▶ _TASK REQUIREMENTS_
Scan the entries below. List each line with "structured".

▶ _INFORMATION GIVEN_
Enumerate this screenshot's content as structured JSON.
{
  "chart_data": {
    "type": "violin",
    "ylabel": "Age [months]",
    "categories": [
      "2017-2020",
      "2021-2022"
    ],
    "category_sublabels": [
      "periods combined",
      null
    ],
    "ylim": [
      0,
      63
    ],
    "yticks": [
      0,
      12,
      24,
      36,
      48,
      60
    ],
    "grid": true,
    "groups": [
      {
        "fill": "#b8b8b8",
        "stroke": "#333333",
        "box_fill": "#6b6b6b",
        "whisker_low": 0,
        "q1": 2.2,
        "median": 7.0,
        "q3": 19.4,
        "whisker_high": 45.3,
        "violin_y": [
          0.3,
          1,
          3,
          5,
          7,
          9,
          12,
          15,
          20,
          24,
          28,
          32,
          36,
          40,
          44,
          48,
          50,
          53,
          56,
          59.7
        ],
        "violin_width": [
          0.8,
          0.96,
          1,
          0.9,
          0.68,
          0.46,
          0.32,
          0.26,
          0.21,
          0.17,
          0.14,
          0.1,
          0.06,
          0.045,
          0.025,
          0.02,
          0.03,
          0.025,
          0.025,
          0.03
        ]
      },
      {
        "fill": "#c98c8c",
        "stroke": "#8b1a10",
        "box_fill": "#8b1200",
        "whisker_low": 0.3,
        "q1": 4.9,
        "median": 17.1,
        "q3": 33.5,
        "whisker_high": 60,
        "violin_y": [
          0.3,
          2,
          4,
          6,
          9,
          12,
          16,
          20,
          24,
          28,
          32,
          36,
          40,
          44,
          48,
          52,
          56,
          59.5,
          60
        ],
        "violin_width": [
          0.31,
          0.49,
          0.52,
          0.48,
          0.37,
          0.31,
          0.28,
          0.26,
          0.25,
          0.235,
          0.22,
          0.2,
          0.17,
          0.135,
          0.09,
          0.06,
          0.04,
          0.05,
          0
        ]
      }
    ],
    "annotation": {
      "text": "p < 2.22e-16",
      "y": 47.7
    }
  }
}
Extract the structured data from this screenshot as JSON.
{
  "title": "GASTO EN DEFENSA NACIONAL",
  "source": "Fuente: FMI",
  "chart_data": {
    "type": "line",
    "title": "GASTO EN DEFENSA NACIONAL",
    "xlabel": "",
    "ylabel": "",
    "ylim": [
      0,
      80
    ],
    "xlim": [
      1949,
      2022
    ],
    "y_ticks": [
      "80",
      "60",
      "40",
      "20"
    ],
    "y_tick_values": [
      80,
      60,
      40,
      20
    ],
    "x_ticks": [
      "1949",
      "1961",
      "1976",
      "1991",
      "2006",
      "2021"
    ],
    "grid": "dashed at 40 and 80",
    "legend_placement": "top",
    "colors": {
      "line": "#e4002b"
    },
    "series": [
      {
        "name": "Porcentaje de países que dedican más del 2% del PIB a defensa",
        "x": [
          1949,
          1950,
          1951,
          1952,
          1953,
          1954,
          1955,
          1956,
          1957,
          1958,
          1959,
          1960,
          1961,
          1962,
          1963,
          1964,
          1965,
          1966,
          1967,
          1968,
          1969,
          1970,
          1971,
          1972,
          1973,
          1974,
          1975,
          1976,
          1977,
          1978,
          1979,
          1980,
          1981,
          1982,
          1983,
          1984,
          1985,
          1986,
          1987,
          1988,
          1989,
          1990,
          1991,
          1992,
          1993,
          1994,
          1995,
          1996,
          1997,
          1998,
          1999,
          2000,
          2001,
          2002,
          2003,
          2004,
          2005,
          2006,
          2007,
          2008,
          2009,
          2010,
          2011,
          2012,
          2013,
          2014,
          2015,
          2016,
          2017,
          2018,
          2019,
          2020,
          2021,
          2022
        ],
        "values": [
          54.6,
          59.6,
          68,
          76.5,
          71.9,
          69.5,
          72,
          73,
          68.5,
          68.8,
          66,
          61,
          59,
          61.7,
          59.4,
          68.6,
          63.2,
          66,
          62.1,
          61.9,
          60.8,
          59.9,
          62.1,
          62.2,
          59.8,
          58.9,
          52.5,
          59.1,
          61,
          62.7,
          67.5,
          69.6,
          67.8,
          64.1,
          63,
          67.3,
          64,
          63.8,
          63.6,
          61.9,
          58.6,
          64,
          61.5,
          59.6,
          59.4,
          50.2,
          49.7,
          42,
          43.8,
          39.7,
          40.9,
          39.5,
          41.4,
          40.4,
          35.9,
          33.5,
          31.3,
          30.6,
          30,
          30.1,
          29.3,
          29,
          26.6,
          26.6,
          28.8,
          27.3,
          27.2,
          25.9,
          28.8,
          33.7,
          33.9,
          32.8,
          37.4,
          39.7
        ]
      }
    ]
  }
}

---

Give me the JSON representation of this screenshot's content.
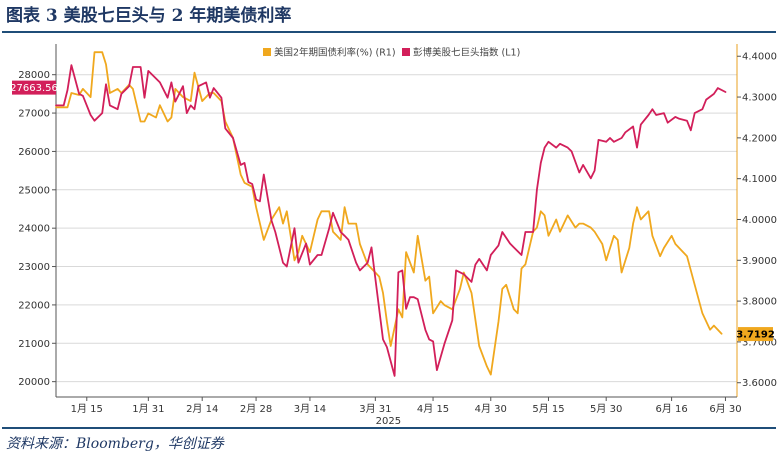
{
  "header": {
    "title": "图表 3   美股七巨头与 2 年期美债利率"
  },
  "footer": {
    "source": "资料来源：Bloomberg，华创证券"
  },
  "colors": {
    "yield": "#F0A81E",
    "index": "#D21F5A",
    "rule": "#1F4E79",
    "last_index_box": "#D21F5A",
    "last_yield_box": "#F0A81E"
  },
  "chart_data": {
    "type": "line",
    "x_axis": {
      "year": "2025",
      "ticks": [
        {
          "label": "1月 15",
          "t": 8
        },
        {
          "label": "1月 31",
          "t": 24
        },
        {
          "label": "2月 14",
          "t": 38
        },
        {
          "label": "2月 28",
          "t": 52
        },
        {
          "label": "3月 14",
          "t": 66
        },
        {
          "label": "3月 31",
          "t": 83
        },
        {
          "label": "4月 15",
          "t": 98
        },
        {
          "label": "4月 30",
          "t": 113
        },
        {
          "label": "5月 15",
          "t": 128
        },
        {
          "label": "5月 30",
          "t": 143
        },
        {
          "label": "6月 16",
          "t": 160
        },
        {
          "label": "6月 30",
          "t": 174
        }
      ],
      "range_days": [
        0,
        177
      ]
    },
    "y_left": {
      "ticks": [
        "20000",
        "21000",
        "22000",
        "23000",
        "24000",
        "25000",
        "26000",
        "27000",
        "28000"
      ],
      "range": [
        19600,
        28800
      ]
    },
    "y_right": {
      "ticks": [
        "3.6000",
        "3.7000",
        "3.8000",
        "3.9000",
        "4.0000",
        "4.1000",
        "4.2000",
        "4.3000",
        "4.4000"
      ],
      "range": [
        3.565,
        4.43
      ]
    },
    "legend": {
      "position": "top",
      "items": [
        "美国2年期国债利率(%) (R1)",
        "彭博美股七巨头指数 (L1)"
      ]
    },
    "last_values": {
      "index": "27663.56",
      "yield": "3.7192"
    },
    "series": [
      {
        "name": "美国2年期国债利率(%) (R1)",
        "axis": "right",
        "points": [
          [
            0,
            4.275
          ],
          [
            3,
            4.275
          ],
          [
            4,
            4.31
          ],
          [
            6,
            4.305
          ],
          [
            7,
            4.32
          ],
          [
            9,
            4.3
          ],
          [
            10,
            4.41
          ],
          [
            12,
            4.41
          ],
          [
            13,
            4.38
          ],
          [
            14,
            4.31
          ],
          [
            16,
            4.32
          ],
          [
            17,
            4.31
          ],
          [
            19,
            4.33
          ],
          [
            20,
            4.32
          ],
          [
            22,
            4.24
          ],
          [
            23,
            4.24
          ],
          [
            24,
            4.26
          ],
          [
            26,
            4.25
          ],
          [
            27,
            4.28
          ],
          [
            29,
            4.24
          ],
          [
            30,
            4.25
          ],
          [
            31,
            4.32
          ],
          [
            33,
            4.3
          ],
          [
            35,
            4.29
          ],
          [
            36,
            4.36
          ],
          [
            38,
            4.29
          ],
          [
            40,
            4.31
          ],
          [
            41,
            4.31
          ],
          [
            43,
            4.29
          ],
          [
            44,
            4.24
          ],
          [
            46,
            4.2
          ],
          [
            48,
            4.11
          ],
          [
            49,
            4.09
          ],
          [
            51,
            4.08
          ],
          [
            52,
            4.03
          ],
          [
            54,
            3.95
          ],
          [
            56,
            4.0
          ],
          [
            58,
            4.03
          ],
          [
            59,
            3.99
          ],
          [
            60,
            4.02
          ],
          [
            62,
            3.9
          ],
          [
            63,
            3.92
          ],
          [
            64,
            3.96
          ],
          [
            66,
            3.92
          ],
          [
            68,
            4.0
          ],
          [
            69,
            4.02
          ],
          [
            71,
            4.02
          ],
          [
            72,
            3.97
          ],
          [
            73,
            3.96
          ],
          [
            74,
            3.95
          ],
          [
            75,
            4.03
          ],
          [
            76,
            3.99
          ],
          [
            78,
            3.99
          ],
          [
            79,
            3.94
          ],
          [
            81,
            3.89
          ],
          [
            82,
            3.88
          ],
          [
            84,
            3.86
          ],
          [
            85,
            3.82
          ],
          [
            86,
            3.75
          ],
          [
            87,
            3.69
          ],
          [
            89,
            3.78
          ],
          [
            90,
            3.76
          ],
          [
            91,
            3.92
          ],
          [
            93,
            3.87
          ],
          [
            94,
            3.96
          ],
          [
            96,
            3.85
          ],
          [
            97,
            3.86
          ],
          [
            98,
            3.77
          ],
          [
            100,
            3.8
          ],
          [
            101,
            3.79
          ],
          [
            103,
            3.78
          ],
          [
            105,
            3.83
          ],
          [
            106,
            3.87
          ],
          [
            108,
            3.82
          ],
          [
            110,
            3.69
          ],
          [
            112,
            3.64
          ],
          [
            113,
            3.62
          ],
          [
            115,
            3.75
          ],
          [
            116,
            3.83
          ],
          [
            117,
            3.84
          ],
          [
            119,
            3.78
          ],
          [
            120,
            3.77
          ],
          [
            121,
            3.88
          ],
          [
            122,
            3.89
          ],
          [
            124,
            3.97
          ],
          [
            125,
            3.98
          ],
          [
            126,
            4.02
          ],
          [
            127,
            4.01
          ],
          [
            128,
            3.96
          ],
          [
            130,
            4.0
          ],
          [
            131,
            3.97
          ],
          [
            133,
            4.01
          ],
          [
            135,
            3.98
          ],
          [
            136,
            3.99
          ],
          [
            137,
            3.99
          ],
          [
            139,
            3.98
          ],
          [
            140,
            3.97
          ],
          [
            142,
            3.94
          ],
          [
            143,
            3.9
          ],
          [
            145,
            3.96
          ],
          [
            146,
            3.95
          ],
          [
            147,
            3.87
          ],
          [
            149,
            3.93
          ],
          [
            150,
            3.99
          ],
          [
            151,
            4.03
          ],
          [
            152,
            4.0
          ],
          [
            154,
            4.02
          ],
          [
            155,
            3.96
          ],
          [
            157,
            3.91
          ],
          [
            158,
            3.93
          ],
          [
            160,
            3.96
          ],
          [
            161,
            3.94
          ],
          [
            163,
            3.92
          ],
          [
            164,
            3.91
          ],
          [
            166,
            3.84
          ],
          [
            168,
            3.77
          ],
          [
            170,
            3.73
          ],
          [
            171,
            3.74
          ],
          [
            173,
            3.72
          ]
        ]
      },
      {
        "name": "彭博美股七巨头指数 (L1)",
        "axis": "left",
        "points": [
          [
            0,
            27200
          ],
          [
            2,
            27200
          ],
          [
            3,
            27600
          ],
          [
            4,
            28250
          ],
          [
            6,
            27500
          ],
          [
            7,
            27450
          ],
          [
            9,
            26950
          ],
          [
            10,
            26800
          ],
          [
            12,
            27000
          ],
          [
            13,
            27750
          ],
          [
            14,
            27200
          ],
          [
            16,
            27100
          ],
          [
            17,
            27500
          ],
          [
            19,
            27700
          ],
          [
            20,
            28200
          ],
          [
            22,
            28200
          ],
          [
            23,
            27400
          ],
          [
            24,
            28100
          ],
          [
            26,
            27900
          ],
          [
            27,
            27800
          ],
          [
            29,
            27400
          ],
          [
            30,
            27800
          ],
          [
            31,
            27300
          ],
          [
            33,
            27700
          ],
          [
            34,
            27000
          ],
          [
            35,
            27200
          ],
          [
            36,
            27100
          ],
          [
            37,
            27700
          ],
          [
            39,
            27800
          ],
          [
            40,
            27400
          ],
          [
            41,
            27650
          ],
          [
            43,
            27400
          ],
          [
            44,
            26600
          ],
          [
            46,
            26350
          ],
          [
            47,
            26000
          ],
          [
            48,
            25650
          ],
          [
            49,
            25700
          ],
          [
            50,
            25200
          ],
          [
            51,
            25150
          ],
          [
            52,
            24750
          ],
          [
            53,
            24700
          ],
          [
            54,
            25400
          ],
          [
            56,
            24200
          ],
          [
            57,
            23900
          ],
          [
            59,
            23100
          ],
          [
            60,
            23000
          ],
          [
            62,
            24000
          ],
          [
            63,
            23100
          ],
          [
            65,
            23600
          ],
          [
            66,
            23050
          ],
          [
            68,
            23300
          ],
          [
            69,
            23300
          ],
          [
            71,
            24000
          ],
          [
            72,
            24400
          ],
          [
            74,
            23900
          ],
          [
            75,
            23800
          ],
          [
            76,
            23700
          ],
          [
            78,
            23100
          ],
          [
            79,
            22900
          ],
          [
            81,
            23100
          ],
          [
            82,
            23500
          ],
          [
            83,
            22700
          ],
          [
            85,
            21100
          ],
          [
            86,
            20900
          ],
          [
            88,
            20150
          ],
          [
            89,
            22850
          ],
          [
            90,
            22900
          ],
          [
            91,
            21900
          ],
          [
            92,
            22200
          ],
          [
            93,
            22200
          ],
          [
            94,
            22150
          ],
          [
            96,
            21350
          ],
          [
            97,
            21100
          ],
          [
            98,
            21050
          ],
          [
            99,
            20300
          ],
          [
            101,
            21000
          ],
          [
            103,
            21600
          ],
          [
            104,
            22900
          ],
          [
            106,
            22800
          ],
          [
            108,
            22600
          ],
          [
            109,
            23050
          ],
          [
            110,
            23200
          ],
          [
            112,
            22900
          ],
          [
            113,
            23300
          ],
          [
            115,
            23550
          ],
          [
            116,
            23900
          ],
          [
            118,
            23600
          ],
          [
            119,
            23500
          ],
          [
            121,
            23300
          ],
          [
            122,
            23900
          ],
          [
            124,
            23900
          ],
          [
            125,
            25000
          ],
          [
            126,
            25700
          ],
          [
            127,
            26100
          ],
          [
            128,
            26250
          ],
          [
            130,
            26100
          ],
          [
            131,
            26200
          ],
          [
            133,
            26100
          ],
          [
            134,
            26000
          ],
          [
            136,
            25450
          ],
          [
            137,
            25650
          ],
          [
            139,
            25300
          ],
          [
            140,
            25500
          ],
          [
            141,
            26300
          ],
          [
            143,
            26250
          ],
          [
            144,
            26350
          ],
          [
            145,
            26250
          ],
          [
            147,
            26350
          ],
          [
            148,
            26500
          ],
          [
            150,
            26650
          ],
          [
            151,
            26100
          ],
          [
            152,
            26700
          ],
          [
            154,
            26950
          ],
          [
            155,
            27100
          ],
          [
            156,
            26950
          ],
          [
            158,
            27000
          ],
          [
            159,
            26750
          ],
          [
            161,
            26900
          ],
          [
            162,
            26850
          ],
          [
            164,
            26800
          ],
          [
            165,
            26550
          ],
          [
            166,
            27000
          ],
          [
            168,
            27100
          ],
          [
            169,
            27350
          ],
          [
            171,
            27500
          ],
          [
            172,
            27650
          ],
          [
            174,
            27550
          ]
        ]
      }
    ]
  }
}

...

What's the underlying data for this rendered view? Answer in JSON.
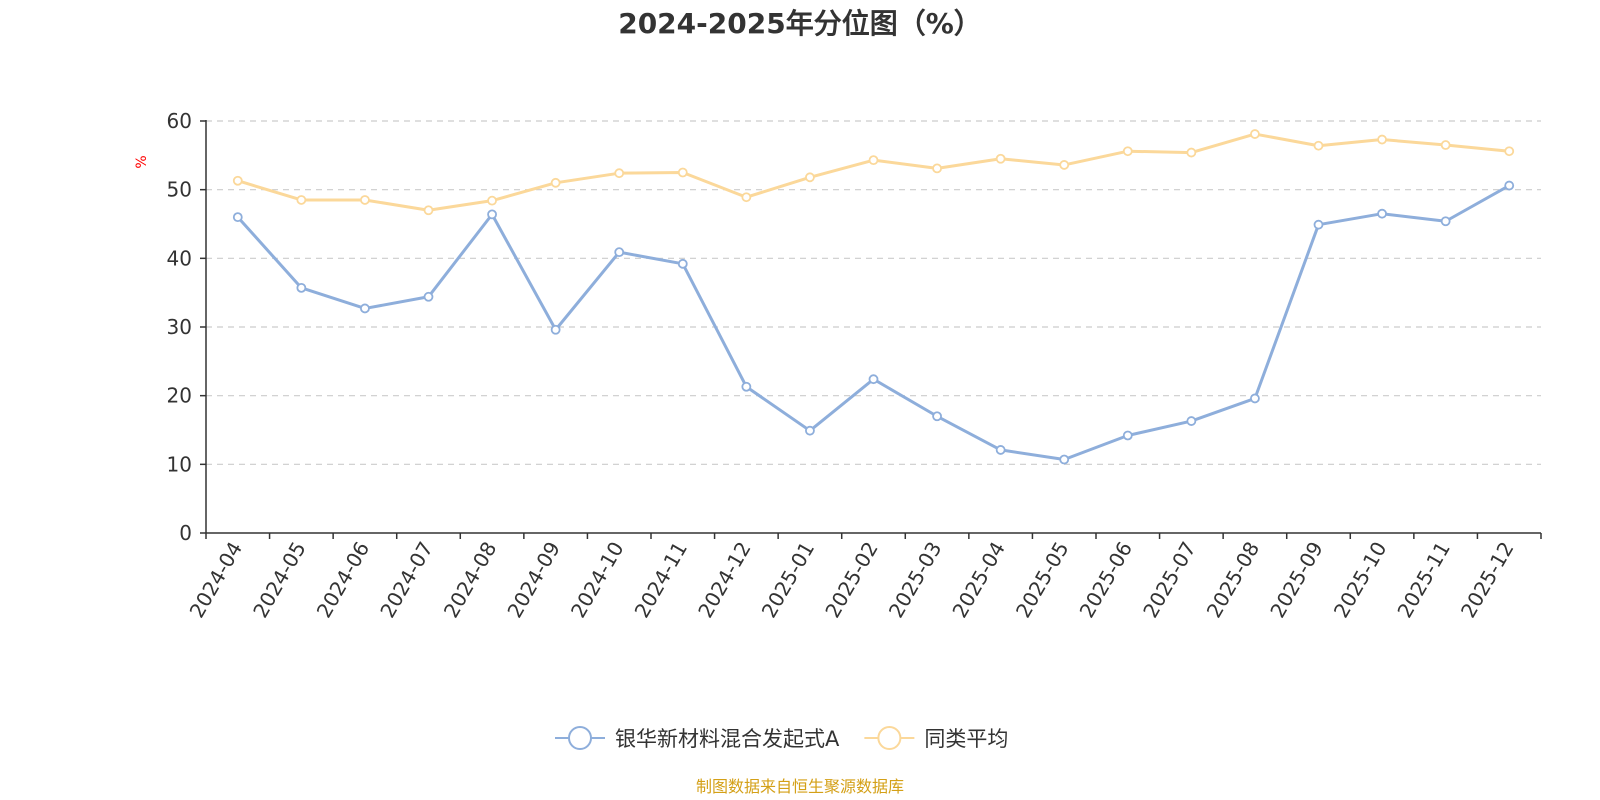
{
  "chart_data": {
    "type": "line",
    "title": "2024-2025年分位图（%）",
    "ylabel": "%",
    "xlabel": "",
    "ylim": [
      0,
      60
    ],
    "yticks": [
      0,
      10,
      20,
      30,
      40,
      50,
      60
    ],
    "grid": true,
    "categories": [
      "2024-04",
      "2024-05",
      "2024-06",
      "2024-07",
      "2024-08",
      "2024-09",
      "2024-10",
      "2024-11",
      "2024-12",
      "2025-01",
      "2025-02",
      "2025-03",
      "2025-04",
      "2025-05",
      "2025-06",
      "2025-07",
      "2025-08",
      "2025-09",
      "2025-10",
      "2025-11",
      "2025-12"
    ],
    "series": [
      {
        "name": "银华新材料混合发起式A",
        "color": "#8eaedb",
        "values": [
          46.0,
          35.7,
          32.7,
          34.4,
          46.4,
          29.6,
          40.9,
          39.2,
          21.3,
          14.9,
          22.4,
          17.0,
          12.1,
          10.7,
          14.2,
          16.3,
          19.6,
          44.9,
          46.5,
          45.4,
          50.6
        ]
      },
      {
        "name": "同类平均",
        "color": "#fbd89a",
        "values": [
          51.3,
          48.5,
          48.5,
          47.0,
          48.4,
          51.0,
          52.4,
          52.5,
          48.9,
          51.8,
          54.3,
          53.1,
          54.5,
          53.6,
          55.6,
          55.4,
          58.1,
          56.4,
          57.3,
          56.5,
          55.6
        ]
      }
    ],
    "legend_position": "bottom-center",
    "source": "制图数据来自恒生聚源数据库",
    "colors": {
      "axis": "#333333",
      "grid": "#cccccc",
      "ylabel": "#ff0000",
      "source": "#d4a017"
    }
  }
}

▶ _EXERCISE OUTPUT_
Enumerate this screenshot's content as structured JSON.
Extract the structured data from this screenshot as JSON.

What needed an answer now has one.